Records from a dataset
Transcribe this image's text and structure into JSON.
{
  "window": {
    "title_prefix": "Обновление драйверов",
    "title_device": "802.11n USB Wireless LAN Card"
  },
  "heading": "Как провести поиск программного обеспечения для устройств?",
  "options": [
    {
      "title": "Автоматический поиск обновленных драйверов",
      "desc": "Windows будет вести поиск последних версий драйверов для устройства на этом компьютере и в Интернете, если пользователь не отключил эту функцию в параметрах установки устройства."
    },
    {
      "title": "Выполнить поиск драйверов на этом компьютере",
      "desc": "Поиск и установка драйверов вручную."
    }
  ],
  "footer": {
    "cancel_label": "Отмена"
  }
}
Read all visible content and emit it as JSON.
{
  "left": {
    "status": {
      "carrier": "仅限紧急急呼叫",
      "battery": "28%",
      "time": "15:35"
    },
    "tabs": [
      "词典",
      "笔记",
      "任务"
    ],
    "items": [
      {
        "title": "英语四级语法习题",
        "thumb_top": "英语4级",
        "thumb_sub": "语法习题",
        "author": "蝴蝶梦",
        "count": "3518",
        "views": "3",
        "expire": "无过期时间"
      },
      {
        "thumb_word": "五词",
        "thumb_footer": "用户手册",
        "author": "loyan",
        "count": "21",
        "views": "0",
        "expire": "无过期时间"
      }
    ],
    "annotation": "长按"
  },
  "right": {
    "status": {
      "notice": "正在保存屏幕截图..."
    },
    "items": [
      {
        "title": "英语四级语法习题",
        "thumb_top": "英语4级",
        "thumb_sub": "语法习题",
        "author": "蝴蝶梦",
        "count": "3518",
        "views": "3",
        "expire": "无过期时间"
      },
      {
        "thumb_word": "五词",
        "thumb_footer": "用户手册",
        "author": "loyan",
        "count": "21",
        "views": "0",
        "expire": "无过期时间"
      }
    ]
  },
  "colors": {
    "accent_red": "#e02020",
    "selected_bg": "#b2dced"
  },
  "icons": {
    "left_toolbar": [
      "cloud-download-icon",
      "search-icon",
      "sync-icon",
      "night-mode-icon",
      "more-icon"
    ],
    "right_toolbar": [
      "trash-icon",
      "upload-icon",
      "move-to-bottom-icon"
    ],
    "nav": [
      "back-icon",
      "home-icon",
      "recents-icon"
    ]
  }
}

Work to be completed
Find and copy every line in the entries above where the string "драйверов" occurs.

Output of the exercise
    "title_prefix": "Обновление драйверов",
      "title": "Автоматический поиск обновленных драйверов",
      "desc": "Windows будет вести поиск последних версий драйверов для устройства на этом компьютере и в Интернете, если пользователь не отключил эту функцию в параметрах установки устройства."
      "title": "Выполнить поиск драйверов на этом компьютере",
      "desc": "Поиск и установка драйверов вручную."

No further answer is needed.